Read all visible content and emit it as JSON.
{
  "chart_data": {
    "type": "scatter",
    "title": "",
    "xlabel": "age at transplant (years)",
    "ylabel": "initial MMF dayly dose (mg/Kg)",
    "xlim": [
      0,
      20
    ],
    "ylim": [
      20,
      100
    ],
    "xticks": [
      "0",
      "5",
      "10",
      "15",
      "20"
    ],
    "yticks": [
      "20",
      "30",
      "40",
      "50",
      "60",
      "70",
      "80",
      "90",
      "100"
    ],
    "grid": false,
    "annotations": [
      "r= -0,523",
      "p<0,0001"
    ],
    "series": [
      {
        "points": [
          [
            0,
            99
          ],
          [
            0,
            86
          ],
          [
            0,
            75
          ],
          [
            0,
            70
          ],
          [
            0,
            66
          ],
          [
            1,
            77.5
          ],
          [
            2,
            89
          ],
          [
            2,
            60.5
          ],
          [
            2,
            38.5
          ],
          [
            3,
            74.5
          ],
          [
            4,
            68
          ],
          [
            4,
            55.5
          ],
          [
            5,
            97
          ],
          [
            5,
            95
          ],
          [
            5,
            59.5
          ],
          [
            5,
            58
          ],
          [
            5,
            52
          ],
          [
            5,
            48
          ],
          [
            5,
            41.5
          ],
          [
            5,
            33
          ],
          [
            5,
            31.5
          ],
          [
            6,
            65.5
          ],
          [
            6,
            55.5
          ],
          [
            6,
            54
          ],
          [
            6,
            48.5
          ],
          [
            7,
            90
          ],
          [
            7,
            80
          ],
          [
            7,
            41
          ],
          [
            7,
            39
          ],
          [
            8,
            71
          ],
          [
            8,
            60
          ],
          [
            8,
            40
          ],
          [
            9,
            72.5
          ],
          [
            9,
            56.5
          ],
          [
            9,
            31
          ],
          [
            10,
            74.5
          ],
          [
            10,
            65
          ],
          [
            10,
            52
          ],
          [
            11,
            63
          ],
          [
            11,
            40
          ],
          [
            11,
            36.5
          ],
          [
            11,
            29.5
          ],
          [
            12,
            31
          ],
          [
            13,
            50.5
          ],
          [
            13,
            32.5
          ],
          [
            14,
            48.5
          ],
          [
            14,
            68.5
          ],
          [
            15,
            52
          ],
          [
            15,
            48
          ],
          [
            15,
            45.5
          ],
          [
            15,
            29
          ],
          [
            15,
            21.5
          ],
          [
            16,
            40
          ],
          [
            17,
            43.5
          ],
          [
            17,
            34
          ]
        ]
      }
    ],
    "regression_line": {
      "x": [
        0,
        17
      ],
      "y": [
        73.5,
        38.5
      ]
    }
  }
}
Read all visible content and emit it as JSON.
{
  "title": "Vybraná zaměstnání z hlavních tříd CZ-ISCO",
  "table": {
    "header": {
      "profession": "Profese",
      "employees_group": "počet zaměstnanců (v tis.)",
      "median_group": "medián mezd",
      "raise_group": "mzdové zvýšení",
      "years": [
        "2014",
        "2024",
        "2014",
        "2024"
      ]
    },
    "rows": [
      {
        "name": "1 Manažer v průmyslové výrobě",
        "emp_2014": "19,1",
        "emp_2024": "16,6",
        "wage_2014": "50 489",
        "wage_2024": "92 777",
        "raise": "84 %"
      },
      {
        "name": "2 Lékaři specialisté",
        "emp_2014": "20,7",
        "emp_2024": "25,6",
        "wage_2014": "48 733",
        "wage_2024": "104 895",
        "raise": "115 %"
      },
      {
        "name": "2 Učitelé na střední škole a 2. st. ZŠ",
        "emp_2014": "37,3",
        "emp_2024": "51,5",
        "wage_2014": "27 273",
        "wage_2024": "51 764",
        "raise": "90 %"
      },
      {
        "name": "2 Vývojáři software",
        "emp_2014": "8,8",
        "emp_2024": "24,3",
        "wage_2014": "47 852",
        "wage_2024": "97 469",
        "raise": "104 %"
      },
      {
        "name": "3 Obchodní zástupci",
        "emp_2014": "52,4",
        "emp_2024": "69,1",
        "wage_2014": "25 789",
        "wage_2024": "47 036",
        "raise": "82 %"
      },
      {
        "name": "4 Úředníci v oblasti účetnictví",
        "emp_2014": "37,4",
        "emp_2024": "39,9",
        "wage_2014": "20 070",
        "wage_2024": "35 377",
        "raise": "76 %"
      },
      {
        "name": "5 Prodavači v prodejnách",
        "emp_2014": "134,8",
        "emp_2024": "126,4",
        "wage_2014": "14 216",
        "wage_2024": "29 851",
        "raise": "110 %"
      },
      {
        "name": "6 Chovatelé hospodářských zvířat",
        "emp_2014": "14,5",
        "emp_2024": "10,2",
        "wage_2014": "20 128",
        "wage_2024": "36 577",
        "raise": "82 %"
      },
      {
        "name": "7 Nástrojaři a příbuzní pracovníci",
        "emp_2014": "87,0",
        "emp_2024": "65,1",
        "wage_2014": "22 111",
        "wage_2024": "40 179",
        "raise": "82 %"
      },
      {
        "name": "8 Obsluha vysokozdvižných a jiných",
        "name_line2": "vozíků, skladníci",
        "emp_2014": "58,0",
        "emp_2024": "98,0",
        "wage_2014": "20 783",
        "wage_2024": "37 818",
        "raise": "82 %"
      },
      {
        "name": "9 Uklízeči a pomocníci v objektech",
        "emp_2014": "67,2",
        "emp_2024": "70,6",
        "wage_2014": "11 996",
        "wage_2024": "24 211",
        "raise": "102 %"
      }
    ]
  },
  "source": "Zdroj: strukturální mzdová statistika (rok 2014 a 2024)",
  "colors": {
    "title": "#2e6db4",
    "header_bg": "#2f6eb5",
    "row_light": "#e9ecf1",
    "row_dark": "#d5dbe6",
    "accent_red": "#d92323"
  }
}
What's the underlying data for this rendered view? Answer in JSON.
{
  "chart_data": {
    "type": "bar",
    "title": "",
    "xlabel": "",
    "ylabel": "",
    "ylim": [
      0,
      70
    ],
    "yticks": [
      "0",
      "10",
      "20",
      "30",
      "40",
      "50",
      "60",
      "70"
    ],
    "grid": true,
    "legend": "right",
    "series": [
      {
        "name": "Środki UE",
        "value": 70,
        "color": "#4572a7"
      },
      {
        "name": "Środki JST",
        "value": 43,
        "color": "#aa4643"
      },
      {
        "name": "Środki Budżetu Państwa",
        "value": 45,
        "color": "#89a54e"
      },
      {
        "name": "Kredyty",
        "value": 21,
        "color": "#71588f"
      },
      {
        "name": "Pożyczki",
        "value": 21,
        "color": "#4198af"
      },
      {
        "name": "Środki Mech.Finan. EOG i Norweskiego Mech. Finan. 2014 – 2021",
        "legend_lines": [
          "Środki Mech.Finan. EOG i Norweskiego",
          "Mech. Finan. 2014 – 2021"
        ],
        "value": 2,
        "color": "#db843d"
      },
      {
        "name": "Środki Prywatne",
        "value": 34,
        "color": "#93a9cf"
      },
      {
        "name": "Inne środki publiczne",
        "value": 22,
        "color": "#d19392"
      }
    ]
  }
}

Exercise:
Please set down the whole listing above without altering a single line.

Completed exercise:
Read all visible content and emit it as JSON.
{
  "chart_data": {
    "type": "scatter",
    "title": "",
    "xlabel": "age at transplant (years)",
    "ylabel": "initial MMF dayly dose (mg/Kg)",
    "xlim": [
      0,
      20
    ],
    "ylim": [
      20,
      100
    ],
    "xticks": [
      "0",
      "5",
      "10",
      "15",
      "20"
    ],
    "yticks": [
      "20",
      "30",
      "40",
      "50",
      "60",
      "70",
      "80",
      "90",
      "100"
    ],
    "grid": false,
    "annotations": [
      "r= -0,523",
      "p<0,0001"
    ],
    "series": [
      {
        "points": [
          [
            0,
            99
          ],
          [
            0,
            86
          ],
          [
            0,
            75
          ],
          [
            0,
            70
          ],
          [
            0,
            66
          ],
          [
            1,
            77.5
          ],
          [
            2,
            89
          ],
          [
            2,
            60.5
          ],
          [
            2,
            38.5
          ],
          [
            3,
            74.5
          ],
          [
            4,
            68
          ],
          [
            4,
            55.5
          ],
          [
            5,
            97
          ],
          [
            5,
            95
          ],
          [
            5,
            59.5
          ],
          [
            5,
            58
          ],
          [
            5,
            52
          ],
          [
            5,
            48
          ],
          [
            5,
            41.5
          ],
          [
            5,
            33
          ],
          [
            5,
            31.5
          ],
          [
            6,
            65.5
          ],
          [
            6,
            55.5
          ],
          [
            6,
            54
          ],
          [
            6,
            48.5
          ],
          [
            7,
            90
          ],
          [
            7,
            80
          ],
          [
            7,
            41
          ],
          [
            7,
            39
          ],
          [
            8,
            71
          ],
          [
            8,
            60
          ],
          [
            8,
            40
          ],
          [
            9,
            72.5
          ],
          [
            9,
            56.5
          ],
          [
            9,
            31
          ],
          [
            10,
            74.5
          ],
          [
            10,
            65
          ],
          [
            10,
            52
          ],
          [
            11,
            63
          ],
          [
            11,
            40
          ],
          [
            11,
            36.5
          ],
          [
            11,
            29.5
          ],
          [
            12,
            31
          ],
          [
            13,
            50.5
          ],
          [
            13,
            32.5
          ],
          [
            14,
            48.5
          ],
          [
            14,
            68.5
          ],
          [
            15,
            52
          ],
          [
            15,
            48
          ],
          [
            15,
            45.5
          ],
          [
            15,
            29
          ],
          [
            15,
            21.5
          ],
          [
            16,
            40
          ],
          [
            17,
            43.5
          ],
          [
            17,
            34
          ]
        ]
      }
    ],
    "regression_line": {
      "x": [
        0,
        17
      ],
      "y": [
        73.5,
        38.5
      ]
    }
  }
}
Read all visible content and emit it as JSON.
{
  "title": "Vybraná zaměstnání z hlavních tříd CZ-ISCO",
  "table": {
    "header": {
      "profession": "Profese",
      "employees_group": "počet zaměstnanců (v tis.)",
      "median_group": "medián mezd",
      "raise_group": "mzdové zvýšení",
      "years": [
        "2014",
        "2024",
        "2014",
        "2024"
      ]
    },
    "rows": [
      {
        "name": "1 Manažer v průmyslové výrobě",
        "emp_2014": "19,1",
        "emp_2024": "16,6",
        "wage_2014": "50 489",
        "wage_2024": "92 777",
        "raise": "84 %"
      },
      {
        "name": "2 Lékaři specialisté",
        "emp_2014": "20,7",
        "emp_2024": "25,6",
        "wage_2014": "48 733",
        "wage_2024": "104 895",
        "raise": "115 %"
      },
      {
        "name": "2 Učitelé na střední škole a 2. st. ZŠ",
        "emp_2014": "37,3",
        "emp_2024": "51,5",
        "wage_2014": "27 273",
        "wage_2024": "51 764",
        "raise": "90 %"
      },
      {
        "name": "2 Vývojáři software",
        "emp_2014": "8,8",
        "emp_2024": "24,3",
        "wage_2014": "47 852",
        "wage_2024": "97 469",
        "raise": "104 %"
      },
      {
        "name": "3 Obchodní zástupci",
        "emp_2014": "52,4",
        "emp_2024": "69,1",
        "wage_2014": "25 789",
        "wage_2024": "47 036",
        "raise": "82 %"
      },
      {
        "name": "4 Úředníci v oblasti účetnictví",
        "emp_2014": "37,4",
        "emp_2024": "39,9",
        "wage_2014": "20 070",
        "wage_2024": "35 377",
        "raise": "76 %"
      },
      {
        "name": "5 Prodavači v prodejnách",
        "emp_2014": "134,8",
        "emp_2024": "126,4",
        "wage_2014": "14 216",
        "wage_2024": "29 851",
        "raise": "110 %"
      },
      {
        "name": "6 Chovatelé hospodářských zvířat",
        "emp_2014": "14,5",
        "emp_2024": "10,2",
        "wage_2014": "20 128",
        "wage_2024": "36 577",
        "raise": "82 %"
      },
      {
        "name": "7 Nástrojaři a příbuzní pracovníci",
        "emp_2014": "87,0",
        "emp_2024": "65,1",
        "wage_2014": "22 111",
        "wage_2024": "40 179",
        "raise": "82 %"
      },
      {
        "name": "8 Obsluha vysokozdvižných a jiných",
        "name_line2": "vozíků, skladníci",
        "emp_2014": "58,0",
        "emp_2024": "98,0",
        "wage_2014": "20 783",
        "wage_2024": "37 818",
        "raise": "82 %"
      },
      {
        "name": "9 Uklízeči a pomocníci v objektech",
        "emp_2014": "67,2",
        "emp_2024": "70,6",
        "wage_2014": "11 996",
        "wage_2024": "24 211",
        "raise": "102 %"
      }
    ]
  },
  "source": "Zdroj: strukturální mzdová statistika (rok 2014 a 2024)",
  "colors": {
    "title": "#2e6db4",
    "header_bg": "#2f6eb5",
    "row_light": "#e9ecf1",
    "row_dark": "#d5dbe6",
    "accent_red": "#d92323"
  }
}
What's the underlying data for this rendered view? Answer in JSON.
{
  "chart_data": {
    "type": "bar",
    "title": "",
    "xlabel": "",
    "ylabel": "",
    "ylim": [
      0,
      70
    ],
    "yticks": [
      "0",
      "10",
      "20",
      "30",
      "40",
      "50",
      "60",
      "70"
    ],
    "grid": true,
    "legend": "right",
    "series": [
      {
        "name": "Środki UE",
        "value": 70,
        "color": "#4572a7"
      },
      {
        "name": "Środki JST",
        "value": 43,
        "color": "#aa4643"
      },
      {
        "name": "Środki Budżetu Państwa",
        "value": 45,
        "color": "#89a54e"
      },
      {
        "name": "Kredyty",
        "value": 21,
        "color": "#71588f"
      },
      {
        "name": "Pożyczki",
        "value": 21,
        "color": "#4198af"
      },
      {
        "name": "Środki Mech.Finan. EOG i Norweskiego Mech. Finan. 2014 – 2021",
        "legend_lines": [
          "Środki Mech.Finan. EOG i Norweskiego",
          "Mech. Finan. 2014 – 2021"
        ],
        "value": 2,
        "color": "#db843d"
      },
      {
        "name": "Środki Prywatne",
        "value": 34,
        "color": "#93a9cf"
      },
      {
        "name": "Inne środki publiczne",
        "value": 22,
        "color": "#d19392"
      }
    ]
  }
}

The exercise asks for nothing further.